To be done:
Draw out every line with the word "ieso" from the listing below.

Provided entries:
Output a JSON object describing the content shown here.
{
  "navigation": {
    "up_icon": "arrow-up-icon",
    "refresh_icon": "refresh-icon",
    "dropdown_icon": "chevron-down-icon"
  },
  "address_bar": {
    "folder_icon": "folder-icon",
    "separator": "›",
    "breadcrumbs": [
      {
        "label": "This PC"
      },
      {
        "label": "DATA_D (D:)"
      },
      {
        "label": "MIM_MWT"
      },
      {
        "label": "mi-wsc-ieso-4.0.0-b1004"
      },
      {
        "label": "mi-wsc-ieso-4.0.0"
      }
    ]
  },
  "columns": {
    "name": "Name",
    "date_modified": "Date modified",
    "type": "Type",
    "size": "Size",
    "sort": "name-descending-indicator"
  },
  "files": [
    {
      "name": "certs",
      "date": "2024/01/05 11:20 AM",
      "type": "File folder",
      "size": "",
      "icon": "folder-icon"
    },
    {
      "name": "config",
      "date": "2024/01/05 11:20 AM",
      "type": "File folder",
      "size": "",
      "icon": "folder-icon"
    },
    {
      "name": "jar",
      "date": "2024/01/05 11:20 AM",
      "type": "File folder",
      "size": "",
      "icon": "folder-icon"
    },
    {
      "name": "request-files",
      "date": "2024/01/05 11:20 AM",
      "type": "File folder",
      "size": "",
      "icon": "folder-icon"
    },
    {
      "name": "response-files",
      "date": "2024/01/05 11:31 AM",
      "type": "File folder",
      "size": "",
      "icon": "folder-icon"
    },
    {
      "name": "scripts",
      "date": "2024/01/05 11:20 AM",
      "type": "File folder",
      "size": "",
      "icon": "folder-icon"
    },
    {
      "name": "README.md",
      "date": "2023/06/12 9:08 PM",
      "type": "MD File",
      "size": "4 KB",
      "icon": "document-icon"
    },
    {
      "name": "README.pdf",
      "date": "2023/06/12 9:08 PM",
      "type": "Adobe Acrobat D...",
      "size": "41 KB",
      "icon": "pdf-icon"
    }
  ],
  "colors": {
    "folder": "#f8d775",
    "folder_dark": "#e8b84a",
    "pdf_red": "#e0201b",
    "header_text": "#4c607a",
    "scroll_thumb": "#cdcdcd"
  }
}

Solution to this problem:
        "label": "mi-wsc-ieso-4.0.0-b1004"
        "label": "mi-wsc-ieso-4.0.0"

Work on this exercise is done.